What is needed —
Retype all of the data exactly as given.

Begin Record excerpts

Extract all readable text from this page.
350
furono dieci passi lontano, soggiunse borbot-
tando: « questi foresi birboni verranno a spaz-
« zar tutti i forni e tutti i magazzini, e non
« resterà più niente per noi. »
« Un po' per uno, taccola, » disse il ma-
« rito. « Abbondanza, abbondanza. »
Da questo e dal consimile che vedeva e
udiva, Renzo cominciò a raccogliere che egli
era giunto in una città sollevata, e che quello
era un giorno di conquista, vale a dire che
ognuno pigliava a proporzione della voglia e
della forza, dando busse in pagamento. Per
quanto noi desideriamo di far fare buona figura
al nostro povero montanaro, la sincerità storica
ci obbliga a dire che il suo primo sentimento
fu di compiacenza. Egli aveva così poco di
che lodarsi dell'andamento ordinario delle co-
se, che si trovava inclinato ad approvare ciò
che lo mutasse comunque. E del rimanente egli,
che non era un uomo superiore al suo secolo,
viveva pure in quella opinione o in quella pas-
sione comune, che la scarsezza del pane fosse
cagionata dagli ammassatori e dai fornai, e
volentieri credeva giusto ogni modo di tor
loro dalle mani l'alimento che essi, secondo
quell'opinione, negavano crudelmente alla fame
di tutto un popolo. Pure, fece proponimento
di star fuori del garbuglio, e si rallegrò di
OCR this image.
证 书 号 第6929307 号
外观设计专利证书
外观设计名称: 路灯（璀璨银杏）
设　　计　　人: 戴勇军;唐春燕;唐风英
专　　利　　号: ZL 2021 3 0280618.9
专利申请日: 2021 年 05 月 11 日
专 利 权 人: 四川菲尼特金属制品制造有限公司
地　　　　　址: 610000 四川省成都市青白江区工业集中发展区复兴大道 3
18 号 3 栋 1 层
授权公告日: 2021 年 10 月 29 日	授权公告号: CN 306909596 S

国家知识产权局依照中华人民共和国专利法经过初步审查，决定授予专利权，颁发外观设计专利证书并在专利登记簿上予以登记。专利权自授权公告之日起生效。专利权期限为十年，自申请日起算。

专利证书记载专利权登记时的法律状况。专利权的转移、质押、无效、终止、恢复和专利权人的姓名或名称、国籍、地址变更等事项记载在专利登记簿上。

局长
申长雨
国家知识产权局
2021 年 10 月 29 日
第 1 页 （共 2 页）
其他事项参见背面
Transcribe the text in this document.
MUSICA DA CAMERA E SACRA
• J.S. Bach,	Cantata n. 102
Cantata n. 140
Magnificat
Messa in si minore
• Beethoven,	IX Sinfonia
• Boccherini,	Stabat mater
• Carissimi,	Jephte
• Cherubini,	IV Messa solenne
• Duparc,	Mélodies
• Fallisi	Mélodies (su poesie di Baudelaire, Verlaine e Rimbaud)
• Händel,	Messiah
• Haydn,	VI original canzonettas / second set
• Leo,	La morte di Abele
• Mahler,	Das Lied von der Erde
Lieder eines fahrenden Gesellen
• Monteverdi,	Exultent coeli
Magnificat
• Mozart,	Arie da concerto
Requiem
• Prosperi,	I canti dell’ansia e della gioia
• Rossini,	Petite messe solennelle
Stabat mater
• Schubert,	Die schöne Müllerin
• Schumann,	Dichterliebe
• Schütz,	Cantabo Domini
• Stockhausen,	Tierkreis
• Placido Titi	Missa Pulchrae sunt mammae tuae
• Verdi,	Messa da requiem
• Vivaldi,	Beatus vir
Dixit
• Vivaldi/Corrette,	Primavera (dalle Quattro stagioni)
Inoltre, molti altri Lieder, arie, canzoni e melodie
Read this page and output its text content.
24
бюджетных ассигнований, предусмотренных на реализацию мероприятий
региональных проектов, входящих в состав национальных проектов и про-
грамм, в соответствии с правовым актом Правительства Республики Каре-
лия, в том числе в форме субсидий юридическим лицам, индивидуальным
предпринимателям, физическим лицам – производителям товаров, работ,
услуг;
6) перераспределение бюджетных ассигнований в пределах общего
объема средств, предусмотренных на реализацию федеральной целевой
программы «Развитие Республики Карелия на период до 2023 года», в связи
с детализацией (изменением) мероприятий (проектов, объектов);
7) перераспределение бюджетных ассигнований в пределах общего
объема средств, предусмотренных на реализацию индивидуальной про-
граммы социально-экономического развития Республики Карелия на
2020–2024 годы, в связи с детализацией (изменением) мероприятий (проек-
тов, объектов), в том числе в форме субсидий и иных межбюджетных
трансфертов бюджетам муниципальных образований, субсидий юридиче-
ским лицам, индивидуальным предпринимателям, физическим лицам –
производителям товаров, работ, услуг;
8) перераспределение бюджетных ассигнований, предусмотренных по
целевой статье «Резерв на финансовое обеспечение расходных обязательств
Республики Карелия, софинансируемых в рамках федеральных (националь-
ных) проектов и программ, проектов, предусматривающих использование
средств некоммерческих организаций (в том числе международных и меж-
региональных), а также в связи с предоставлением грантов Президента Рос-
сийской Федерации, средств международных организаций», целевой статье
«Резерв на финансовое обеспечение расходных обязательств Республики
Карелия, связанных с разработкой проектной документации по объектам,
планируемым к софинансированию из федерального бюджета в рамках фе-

End Record excerpts

Task solution —
Extract all readable text from this page.
350
furono dieci passi lontano, soggiunse borbot-
tando: « questi foresi birboni verranno a spaz-
« zar tutti i forni e tutti i magazzini, e non
« resterà più niente per noi. »
« Un po' per uno, taccola, » disse il ma-
« rito. « Abbondanza, abbondanza. »
Da questo e dal consimile che vedeva e
udiva, Renzo cominciò a raccogliere che egli
era giunto in una città sollevata, e che quello
era un giorno di conquista, vale a dire che
ognuno pigliava a proporzione della voglia e
della forza, dando busse in pagamento. Per
quanto noi desideriamo di far fare buona figura
al nostro povero montanaro, la sincerità storica
ci obbliga a dire che il suo primo sentimento
fu di compiacenza. Egli aveva così poco di
che lodarsi dell'andamento ordinario delle co-
se, che si trovava inclinato ad approvare ciò
che lo mutasse comunque. E del rimanente egli,
che non era un uomo superiore al suo secolo,
viveva pure in quella opinione o in quella pas-
sione comune, che la scarsezza del pane fosse
cagionata dagli ammassatori e dai fornai, e
volentieri credeva giusto ogni modo di tor
loro dalle mani l'alimento che essi, secondo
quell'opinione, negavano crudelmente alla fame
di tutto un popolo. Pure, fece proponimento
di star fuori del garbuglio, e si rallegrò di
OCR this image.
证 书 号 第6929307 号
外观设计专利证书
外观设计名称: 路灯（璀璨银杏）
设　　计　　人: 戴勇军;唐春燕;唐风英
专　　利　　号: ZL 2021 3 0280618.9
专利申请日: 2021 年 05 月 11 日
专 利 权 人: 四川菲尼特金属制品制造有限公司
地　　　　　址: 610000 四川省成都市青白江区工业集中发展区复兴大道 3
18 号 3 栋 1 层
授权公告日: 2021 年 10 月 29 日	授权公告号: CN 306909596 S

国家知识产权局依照中华人民共和国专利法经过初步审查，决定授予专利权，颁发外观设计专利证书并在专利登记簿上予以登记。专利权自授权公告之日起生效。专利权期限为十年，自申请日起算。

专利证书记载专利权登记时的法律状况。专利权的转移、质押、无效、终止、恢复和专利权人的姓名或名称、国籍、地址变更等事项记载在专利登记簿上。

局长
申长雨
国家知识产权局
2021 年 10 月 29 日
第 1 页 （共 2 页）
其他事项参见背面
Transcribe the text in this document.
MUSICA DA CAMERA E SACRA
• J.S. Bach,	Cantata n. 102
Cantata n. 140
Magnificat
Messa in si minore
• Beethoven,	IX Sinfonia
• Boccherini,	Stabat mater
• Carissimi,	Jephte
• Cherubini,	IV Messa solenne
• Duparc,	Mélodies
• Fallisi	Mélodies (su poesie di Baudelaire, Verlaine e Rimbaud)
• Händel,	Messiah
• Haydn,	VI original canzonettas / second set
• Leo,	La morte di Abele
• Mahler,	Das Lied von der Erde
Lieder eines fahrenden Gesellen
• Monteverdi,	Exultent coeli
Magnificat
• Mozart,	Arie da concerto
Requiem
• Prosperi,	I canti dell’ansia e della gioia
• Rossini,	Petite messe solennelle
Stabat mater
• Schubert,	Die schöne Müllerin
• Schumann,	Dichterliebe
• Schütz,	Cantabo Domini
• Stockhausen,	Tierkreis
• Placido Titi	Missa Pulchrae sunt mammae tuae
• Verdi,	Messa da requiem
• Vivaldi,	Beatus vir
Dixit
• Vivaldi/Corrette,	Primavera (dalle Quattro stagioni)
Inoltre, molti altri Lieder, arie, canzoni e melodie
Read this page and output its text content.
24
бюджетных ассигнований, предусмотренных на реализацию мероприятий
региональных проектов, входящих в состав национальных проектов и про-
грамм, в соответствии с правовым актом Правительства Республики Каре-
лия, в том числе в форме субсидий юридическим лицам, индивидуальным
предпринимателям, физическим лицам – производителям товаров, работ,
услуг;
6) перераспределение бюджетных ассигнований в пределах общего
объема средств, предусмотренных на реализацию федеральной целевой
программы «Развитие Республики Карелия на период до 2023 года», в связи
с детализацией (изменением) мероприятий (проектов, объектов);
7) перераспределение бюджетных ассигнований в пределах общего
объема средств, предусмотренных на реализацию индивидуальной про-
граммы социально-экономического развития Республики Карелия на
2020–2024 годы, в связи с детализацией (изменением) мероприятий (проек-
тов, объектов), в том числе в форме субсидий и иных межбюджетных
трансфертов бюджетам муниципальных образований, субсидий юридиче-
ским лицам, индивидуальным предпринимателям, физическим лицам –
производителям товаров, работ, услуг;
8) перераспределение бюджетных ассигнований, предусмотренных по
целевой статье «Резерв на финансовое обеспечение расходных обязательств
Республики Карелия, софинансируемых в рамках федеральных (националь-
ных) проектов и программ, проектов, предусматривающих использование
средств некоммерческих организаций (в том числе международных и меж-
региональных), а также в связи с предоставлением грантов Президента Рос-
сийской Федерации, средств международных организаций», целевой статье
«Резерв на финансовое обеспечение расходных обязательств Республики
Карелия, связанных с разработкой проектной документации по объектам,
планируемым к софинансированию из федерального бюджета в рамках фе-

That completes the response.